# testing the snorkel



## brutemike (Mar 23, 2010)

Just a few pics from the last ride in good old WV. Takeing the wife down tomarrow for some fishing and rideing.


----------



## mudmaniac (Jan 26, 2010)

nice pics! Looks like they are tested! That water is freakin awesome looking!


----------



## Polaris425 (Dec 16, 2004)

looks tested!! :rockn:


----------



## bruteforce504 (Feb 10, 2010)

where is that at? that looks like an awesome place to ride. love the way the water looks:rockn:


----------



## filthyredneck (Feb 10, 2010)

Good job man, wish I had something comparable to that around here...looks like it'd be a nice swimming hole.


----------



## badazzbrute (Apr 11, 2010)

Man, that would be an awesome place for a bunch of riders to get together and ride / chill out. Awesome scenery...


----------



## 03maxpower (Jun 6, 2010)

looks good mike we have to get together and ride soon


----------



## brutemike (Mar 23, 2010)

03maxpower said:


> looks good mike we have to get together and ride soon


I know how is that 3" working out? Wish i could have helped more.


----------



## brutemike (Mar 23, 2010)

bruteforce504 said:


> where is that at? that looks like an awesome place to ride. love the way the water looks:rockn:


My little secret place to ride in WV that only one other guy on this site knows about because he lives down there. He reconized my old avater (small world):haha:and it is a great swiming fishing hole.


----------



## 03maxpower (Jun 6, 2010)

brutemike said:


> I know how is that 3" working out? Wish i could have helped more.

[Visual layout annotation rows]
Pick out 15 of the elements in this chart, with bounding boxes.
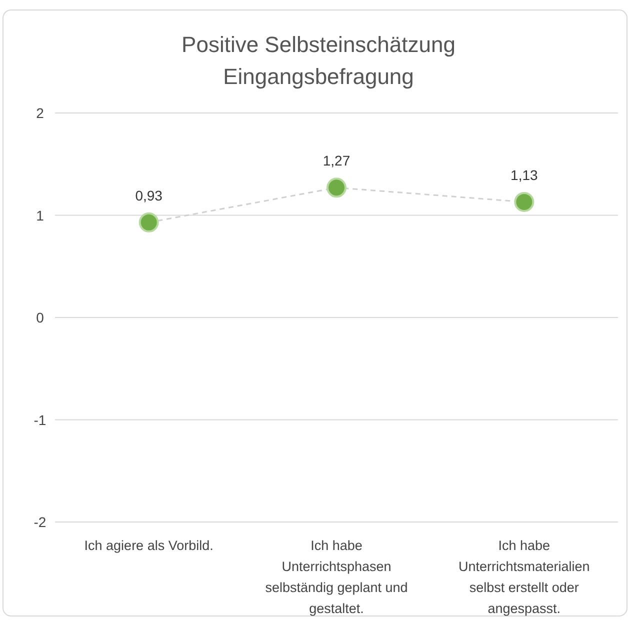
data-label: 1,27 <box>322 152 350 169</box>
y-tick-label: -1 <box>34 412 46 428</box>
x-tick-label: Ich habe Unterrichtsmaterialien selbst erstellt oder angespasst. <box>458 538 590 616</box>
x-tick-label: Ich agiere als Vorbild. <box>84 538 214 553</box>
y-tick-label: 2 <box>36 105 44 121</box>
point <box>514 192 534 212</box>
x-tick-label: Ich habe Unterrichtsphasen selbständig geplant und gestaltet. <box>265 538 408 616</box>
y-tick-label: 0 <box>36 310 44 326</box>
data-label: 1,13 <box>510 166 538 183</box>
y-tick-label: -2 <box>34 514 46 530</box>
chart-title: Positive Selbsteinschätzung Eingangsbefragung <box>182 32 456 89</box>
data-label: 0,93 <box>135 187 163 204</box>
y-tick-label: 1 <box>36 207 44 224</box>
point <box>326 178 346 198</box>
point <box>138 212 159 232</box>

◆ WORK TO DO:
1. In the thread about testing the snorkel, why does only one other person on the site know about brutemike's riding spot in WV?
2. Rewrite the snorkel thread passage that begins at the words "## filthyredneck (Feb" and stops after "out. Awesome scenery...", substituting "friends" for "riders".

◆ THE RESULTS:
1. Only one other person on the site knows about the spot because he lives down there. He recognized brutemike's old avatar.

2.
## filthyredneck (Feb 10, 2010)

Good job man, wish I had something comparable to that around here...looks like it'd be a nice swimming hole.


----------



## badazzbrute (Apr 11, 2010)

Man, that would be an awesome place for a bunch of friends to get together and ride / chill out. Awesome scenery...